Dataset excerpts
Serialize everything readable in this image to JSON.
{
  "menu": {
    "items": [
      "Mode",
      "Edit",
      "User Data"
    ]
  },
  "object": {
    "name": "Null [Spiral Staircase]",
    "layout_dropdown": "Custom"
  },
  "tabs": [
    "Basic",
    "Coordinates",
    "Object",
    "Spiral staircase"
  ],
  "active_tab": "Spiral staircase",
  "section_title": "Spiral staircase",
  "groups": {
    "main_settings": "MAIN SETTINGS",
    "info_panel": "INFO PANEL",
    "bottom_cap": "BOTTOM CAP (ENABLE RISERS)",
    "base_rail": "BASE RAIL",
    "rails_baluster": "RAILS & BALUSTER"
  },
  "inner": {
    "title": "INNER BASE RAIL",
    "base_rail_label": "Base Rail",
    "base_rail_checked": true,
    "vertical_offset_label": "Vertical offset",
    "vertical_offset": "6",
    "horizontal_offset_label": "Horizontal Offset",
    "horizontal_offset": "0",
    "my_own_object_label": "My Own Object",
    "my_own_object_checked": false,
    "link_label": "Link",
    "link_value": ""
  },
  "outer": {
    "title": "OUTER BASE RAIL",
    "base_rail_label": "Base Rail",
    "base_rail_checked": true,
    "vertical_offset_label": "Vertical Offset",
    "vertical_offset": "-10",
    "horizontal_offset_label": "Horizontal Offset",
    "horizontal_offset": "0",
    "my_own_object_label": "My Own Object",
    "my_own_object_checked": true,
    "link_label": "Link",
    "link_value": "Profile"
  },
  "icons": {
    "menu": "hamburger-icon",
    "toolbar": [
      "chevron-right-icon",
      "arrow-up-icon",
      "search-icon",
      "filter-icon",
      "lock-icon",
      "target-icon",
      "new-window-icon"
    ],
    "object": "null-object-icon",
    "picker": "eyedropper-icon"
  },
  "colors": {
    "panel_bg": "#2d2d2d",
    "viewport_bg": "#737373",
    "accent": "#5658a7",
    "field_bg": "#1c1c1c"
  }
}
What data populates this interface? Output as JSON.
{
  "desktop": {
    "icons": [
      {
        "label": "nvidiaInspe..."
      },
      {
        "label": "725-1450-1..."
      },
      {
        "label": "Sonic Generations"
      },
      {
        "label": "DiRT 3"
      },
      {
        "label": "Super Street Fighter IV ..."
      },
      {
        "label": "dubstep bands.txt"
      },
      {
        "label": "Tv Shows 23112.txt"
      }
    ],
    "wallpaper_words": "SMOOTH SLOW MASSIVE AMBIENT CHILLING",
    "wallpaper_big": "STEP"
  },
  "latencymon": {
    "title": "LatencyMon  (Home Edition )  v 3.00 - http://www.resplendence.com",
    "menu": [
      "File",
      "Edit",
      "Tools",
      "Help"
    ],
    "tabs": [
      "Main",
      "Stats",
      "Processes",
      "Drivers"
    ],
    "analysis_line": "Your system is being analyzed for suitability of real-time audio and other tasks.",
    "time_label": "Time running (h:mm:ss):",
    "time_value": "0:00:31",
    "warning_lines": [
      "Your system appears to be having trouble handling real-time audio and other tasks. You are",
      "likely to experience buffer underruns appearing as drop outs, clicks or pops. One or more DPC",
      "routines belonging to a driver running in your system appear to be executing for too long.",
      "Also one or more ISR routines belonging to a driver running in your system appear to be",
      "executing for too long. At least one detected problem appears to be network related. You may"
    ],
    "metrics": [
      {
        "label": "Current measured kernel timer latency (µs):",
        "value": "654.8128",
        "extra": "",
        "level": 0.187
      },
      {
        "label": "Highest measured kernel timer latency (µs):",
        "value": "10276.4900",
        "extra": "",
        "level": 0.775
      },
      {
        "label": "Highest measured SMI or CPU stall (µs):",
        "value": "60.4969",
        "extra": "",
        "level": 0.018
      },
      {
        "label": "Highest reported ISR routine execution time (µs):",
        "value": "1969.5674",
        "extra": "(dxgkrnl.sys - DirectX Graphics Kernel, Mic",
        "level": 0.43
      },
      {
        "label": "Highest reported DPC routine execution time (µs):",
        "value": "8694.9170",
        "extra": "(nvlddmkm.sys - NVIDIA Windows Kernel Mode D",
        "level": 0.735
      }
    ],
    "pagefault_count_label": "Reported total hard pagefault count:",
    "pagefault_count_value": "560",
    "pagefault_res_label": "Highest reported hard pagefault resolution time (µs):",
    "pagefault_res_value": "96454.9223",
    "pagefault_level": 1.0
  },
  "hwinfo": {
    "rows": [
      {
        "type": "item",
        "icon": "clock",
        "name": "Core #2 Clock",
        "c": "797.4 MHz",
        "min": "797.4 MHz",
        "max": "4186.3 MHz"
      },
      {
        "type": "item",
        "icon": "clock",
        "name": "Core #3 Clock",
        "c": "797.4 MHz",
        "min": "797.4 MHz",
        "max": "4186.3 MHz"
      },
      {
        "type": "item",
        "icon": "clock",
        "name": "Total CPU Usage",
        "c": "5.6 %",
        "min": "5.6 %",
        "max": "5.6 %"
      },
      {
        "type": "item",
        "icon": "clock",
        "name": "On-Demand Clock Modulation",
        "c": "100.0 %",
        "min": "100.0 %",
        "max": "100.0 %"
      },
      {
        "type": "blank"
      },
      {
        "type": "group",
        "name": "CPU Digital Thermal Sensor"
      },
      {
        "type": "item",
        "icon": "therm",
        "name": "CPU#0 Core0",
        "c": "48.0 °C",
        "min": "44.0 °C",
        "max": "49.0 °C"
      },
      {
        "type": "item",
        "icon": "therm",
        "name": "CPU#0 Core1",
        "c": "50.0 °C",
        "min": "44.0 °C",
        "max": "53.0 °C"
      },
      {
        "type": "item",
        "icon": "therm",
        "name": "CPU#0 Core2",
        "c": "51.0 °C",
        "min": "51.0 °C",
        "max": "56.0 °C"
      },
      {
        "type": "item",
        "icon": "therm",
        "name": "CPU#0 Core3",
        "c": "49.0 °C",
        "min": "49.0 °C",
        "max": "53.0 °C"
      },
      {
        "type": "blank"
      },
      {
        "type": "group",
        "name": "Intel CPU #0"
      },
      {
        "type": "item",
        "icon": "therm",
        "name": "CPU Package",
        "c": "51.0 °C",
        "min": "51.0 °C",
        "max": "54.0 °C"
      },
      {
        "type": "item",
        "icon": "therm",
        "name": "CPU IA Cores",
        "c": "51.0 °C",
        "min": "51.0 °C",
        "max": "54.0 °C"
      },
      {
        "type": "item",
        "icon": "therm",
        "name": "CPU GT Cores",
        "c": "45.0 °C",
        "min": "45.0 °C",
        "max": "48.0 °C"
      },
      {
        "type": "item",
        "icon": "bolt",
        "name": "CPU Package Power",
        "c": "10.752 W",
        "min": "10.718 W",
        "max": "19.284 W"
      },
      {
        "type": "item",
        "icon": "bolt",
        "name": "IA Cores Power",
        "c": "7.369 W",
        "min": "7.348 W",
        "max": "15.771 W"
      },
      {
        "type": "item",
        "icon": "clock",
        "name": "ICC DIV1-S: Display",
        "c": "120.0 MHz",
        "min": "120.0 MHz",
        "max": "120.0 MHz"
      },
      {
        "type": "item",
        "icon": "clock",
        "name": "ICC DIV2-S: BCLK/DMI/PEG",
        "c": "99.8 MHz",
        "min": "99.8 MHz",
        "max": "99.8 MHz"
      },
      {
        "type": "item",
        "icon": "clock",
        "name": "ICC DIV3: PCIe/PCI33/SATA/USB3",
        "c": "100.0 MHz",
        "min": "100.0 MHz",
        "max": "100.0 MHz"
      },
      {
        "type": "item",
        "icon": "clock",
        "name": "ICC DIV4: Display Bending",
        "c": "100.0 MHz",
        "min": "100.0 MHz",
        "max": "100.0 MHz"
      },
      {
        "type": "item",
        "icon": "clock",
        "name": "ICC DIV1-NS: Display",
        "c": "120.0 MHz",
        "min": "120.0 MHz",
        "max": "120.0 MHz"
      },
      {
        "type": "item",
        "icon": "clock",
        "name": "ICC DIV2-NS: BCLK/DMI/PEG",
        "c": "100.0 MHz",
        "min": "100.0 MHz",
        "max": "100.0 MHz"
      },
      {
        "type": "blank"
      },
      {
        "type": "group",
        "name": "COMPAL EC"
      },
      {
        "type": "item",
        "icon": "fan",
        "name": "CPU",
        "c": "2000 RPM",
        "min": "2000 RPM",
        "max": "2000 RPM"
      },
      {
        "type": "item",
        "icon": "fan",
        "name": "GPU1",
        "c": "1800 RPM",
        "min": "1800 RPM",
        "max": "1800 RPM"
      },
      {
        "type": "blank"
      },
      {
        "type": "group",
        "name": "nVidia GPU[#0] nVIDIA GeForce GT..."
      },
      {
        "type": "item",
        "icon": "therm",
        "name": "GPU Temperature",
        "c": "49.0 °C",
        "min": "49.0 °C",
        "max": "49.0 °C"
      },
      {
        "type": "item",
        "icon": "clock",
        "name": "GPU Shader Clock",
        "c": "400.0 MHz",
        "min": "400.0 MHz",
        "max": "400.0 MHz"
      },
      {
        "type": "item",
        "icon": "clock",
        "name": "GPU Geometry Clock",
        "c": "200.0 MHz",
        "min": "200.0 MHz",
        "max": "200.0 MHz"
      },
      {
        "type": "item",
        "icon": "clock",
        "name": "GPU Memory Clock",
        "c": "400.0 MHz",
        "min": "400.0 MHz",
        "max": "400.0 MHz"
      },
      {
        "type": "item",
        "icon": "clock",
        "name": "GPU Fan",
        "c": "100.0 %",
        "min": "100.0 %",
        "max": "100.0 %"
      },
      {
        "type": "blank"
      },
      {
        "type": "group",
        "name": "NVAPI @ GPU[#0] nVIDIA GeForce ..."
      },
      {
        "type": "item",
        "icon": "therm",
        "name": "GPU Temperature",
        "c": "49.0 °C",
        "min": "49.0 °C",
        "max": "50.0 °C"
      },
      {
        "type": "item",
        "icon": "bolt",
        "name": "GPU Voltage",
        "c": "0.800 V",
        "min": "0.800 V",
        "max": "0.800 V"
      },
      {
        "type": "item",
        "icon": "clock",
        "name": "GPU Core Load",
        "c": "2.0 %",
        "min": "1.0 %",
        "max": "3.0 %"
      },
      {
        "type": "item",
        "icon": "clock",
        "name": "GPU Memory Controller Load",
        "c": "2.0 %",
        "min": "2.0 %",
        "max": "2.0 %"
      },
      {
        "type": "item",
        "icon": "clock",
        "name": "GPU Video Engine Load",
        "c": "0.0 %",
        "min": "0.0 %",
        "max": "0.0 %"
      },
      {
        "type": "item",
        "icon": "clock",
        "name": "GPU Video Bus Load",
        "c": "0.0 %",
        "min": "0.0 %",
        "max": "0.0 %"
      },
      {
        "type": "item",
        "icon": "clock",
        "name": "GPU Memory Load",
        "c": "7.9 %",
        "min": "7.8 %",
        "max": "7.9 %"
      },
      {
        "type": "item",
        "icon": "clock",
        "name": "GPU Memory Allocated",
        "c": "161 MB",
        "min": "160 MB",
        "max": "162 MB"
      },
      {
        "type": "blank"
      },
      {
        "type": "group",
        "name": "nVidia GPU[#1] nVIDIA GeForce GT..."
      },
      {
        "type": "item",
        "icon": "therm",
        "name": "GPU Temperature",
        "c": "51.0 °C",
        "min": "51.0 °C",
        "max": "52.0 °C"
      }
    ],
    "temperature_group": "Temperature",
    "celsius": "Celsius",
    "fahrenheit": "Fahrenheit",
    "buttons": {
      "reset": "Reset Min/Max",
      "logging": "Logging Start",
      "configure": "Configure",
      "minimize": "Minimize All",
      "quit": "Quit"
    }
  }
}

Exercise aim:
Ascertain the number of lines in the entries that include the word "appears", and report only that number.

The result:
2